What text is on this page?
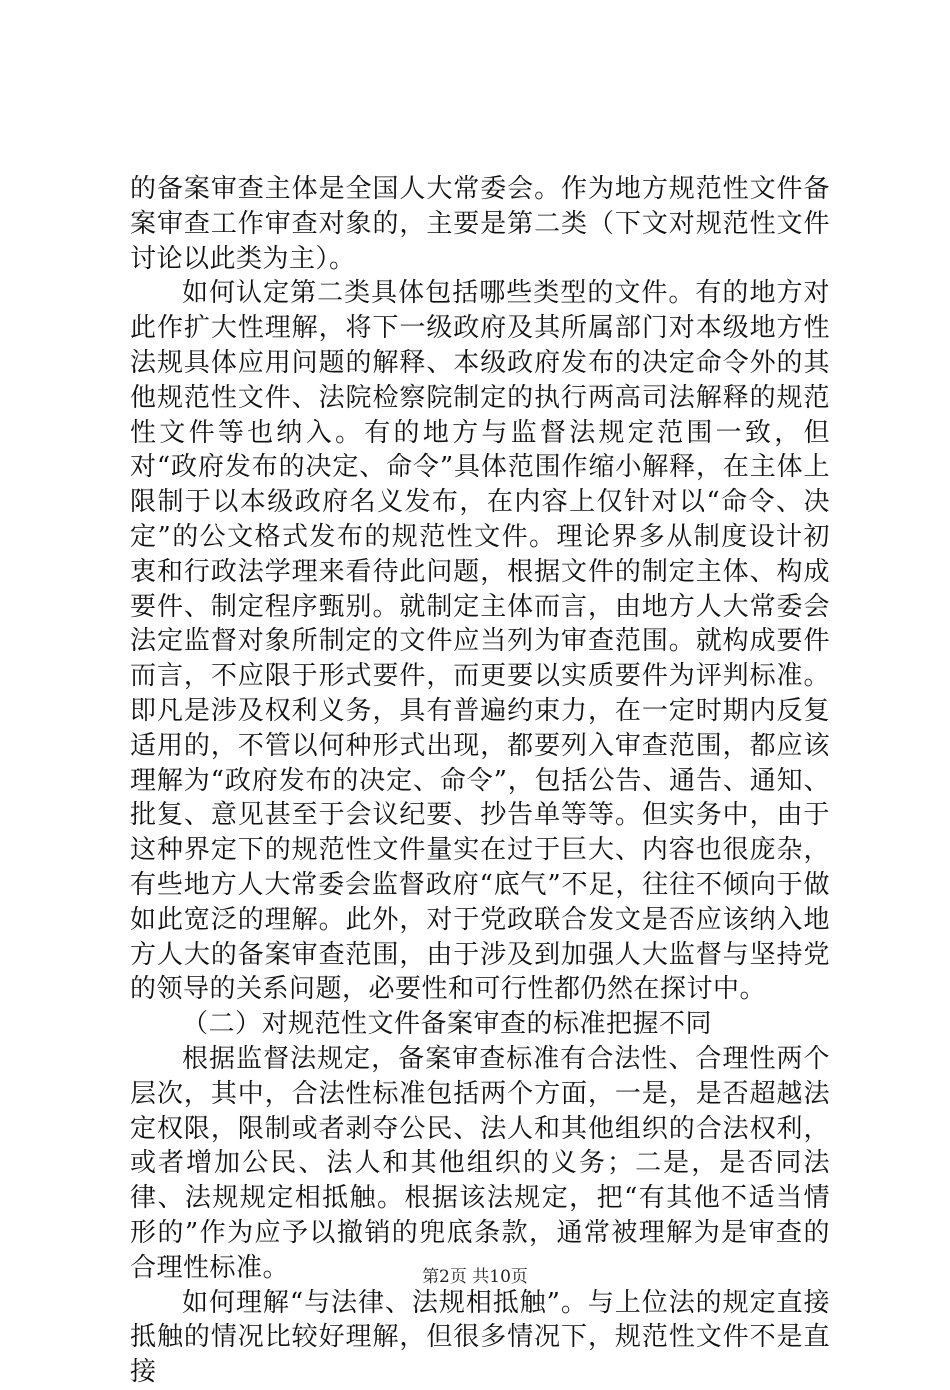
的备案审查主体是全国人大常委会。作为地方规范性文件备案审查工作审查对象的，主要是第二类（下文对规范性文件讨论以此类为主）。

如何认定第二类具体包括哪些类型的文件。有的地方对此作扩大性理解，将下一级政府及其所属部门对本级地方性法规具体应用问题的解释、本级政府发布的决定命令外的其他规范性文件、法院检察院制定的执行两高司法解释的规范性文件等也纳入。有的地方与监督法规定范围一致，但对“政府发布的决定、命令”具体范围作缩小解释，在主体上限制于以本级政府名义发布，在内容上仅针对以“命令、决定”的公文格式发布的规范性文件。理论界多从制度设计初衷和行政法学理来看待此问题，根据文件的制定主体、构成要件、制定程序甄别。就制定主体而言，由地方人大常委会法定监督对象所制定的文件应当列为审查范围。就构成要件而言，不应限于形式要件，而更要以实质要件为评判标准。即凡是涉及权利义务，具有普遍约束力，在一定时期内反复适用的，不管以何种形式出现，都要列入审查范围，都应该理解为“政府发布的决定、命令”，包括公告、通告、通知、批复、意见甚至于会议纪要、抄告单等等。但实务中，由于这种界定下的规范性文件量实在过于巨大、内容也很庞杂，有些地方人大常委会监督政府“底气”不足，往往不倾向于做如此宽泛的理解。此外，对于党政联合发文是否应该纳入地方人大的备案审查范围，由于涉及到加强人大监督与坚持党的领导的关系问题，必要性和可行性都仍然在探讨中。

（二）对规范性文件备案审查的标准把握不同

根据监督法规定，备案审查标准有合法性、合理性两个层次，其中，合法性标准包括两个方面，一是，是否超越法定权限，限制或者剥夺公民、法人和其他组织的合法权利，或者增加公民、法人和其他组织的义务；二是，是否同法律、法规规定相抵触。根据该法规定，把“有其他不适当情形的”作为应予以撤销的兜底条款，通常被理解为是审查的合理性标准。

如何理解“与法律、法规相抵触”。与上位法的规定直接抵触的情况比较好理解，但很多情况下，规范性文件不是直接

第2页 共10页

- _Short problem_:
Print the complete listing exactly as it stands, without its pictures.

- _Solution to the problem_:
What text is on this page?
的备案审查主体是全国人大常委会。作为地方规范性文件备案审查工作审查对象的，主要是第二类（下文对规范性文件讨论以此类为主）。

如何认定第二类具体包括哪些类型的文件。有的地方对此作扩大性理解，将下一级政府及其所属部门对本级地方性法规具体应用问题的解释、本级政府发布的决定命令外的其他规范性文件、法院检察院制定的执行两高司法解释的规范性文件等也纳入。有的地方与监督法规定范围一致，但对“政府发布的决定、命令”具体范围作缩小解释，在主体上限制于以本级政府名义发布，在内容上仅针对以“命令、决定”的公文格式发布的规范性文件。理论界多从制度设计初衷和行政法学理来看待此问题，根据文件的制定主体、构成要件、制定程序甄别。就制定主体而言，由地方人大常委会法定监督对象所制定的文件应当列为审查范围。就构成要件而言，不应限于形式要件，而更要以实质要件为评判标准。即凡是涉及权利义务，具有普遍约束力，在一定时期内反复适用的，不管以何种形式出现，都要列入审查范围，都应该理解为“政府发布的决定、命令”，包括公告、通告、通知、批复、意见甚至于会议纪要、抄告单等等。但实务中，由于这种界定下的规范性文件量实在过于巨大、内容也很庞杂，有些地方人大常委会监督政府“底气”不足，往往不倾向于做如此宽泛的理解。此外，对于党政联合发文是否应该纳入地方人大的备案审查范围，由于涉及到加强人大监督与坚持党的领导的关系问题，必要性和可行性都仍然在探讨中。

（二）对规范性文件备案审查的标准把握不同

根据监督法规定，备案审查标准有合法性、合理性两个层次，其中，合法性标准包括两个方面，一是，是否超越法定权限，限制或者剥夺公民、法人和其他组织的合法权利，或者增加公民、法人和其他组织的义务；二是，是否同法律、法规规定相抵触。根据该法规定，把“有其他不适当情形的”作为应予以撤销的兜底条款，通常被理解为是审查的合理性标准。

如何理解“与法律、法规相抵触”。与上位法的规定直接抵触的情况比较好理解，但很多情况下，规范性文件不是直接

第2页 共10页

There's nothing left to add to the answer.